» YOUR TASK
Leave the pictures out. Return all other data exactly.

----- DATA TO USE -----

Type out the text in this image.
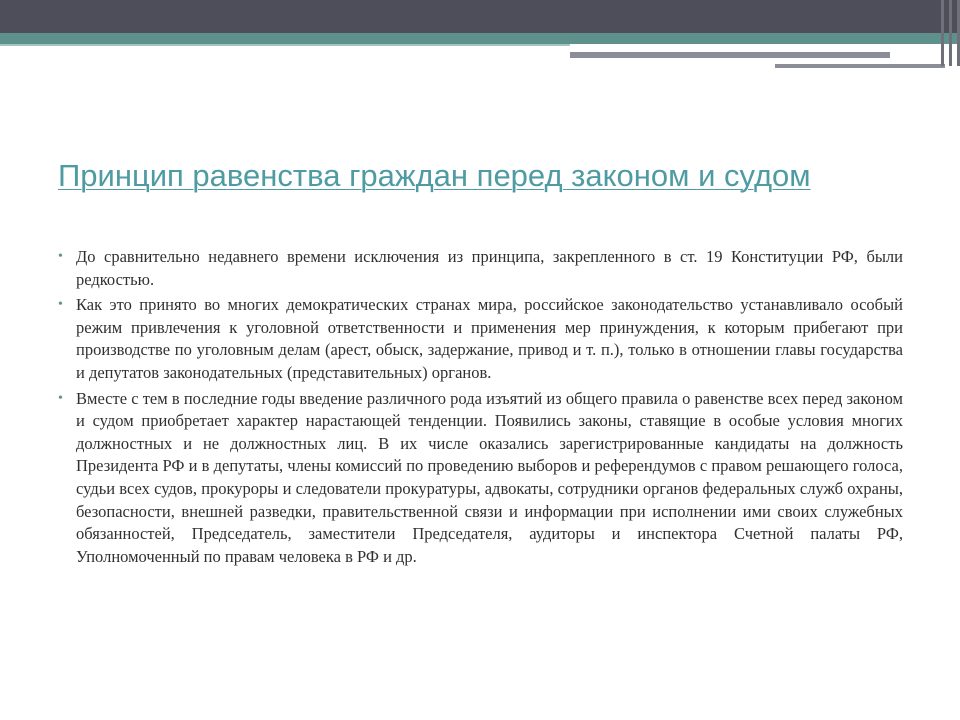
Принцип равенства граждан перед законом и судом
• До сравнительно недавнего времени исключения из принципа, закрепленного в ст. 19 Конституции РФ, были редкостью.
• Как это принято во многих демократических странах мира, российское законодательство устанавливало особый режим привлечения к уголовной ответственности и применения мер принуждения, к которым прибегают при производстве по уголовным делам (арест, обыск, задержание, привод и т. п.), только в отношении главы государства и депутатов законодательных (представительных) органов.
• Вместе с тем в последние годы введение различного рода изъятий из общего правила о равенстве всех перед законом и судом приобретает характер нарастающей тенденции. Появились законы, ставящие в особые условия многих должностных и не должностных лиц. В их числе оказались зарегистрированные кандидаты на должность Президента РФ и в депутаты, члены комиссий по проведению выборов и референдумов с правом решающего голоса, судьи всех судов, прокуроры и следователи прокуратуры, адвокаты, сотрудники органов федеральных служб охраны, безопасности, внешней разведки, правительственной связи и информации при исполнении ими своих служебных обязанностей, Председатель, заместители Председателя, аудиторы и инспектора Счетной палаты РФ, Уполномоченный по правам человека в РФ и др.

-----

» SOLUTION BELOW
Type out the text in this image.
Принцип равенства граждан перед законом и судом
• До сравнительно недавнего времени исключения из принципа, закрепленного в ст. 19 Конституции РФ, были редкостью.
• Как это принято во многих демократических странах мира, российское законодательство устанавливало особый режим привлечения к уголовной ответственности и применения мер принуждения, к которым прибегают при производстве по уголовным делам (арест, обыск, задержание, привод и т. п.), только в отношении главы государства и депутатов законодательных (представительных) органов.
• Вместе с тем в последние годы введение различного рода изъятий из общего правила о равенстве всех перед законом и судом приобретает характер нарастающей тенденции. Появились законы, ставящие в особые условия многих должностных и не должностных лиц. В их числе оказались зарегистрированные кандидаты на должность Президента РФ и в депутаты, члены комиссий по проведению выборов и референдумов с правом решающего голоса, судьи всех судов, прокуроры и следователи прокуратуры, адвокаты, сотрудники органов федеральных служб охраны, безопасности, внешней разведки, правительственной связи и информации при исполнении ими своих служебных обязанностей, Председатель, заместители Председателя, аудиторы и инспектора Счетной палаты РФ, Уполномоченный по правам человека в РФ и др.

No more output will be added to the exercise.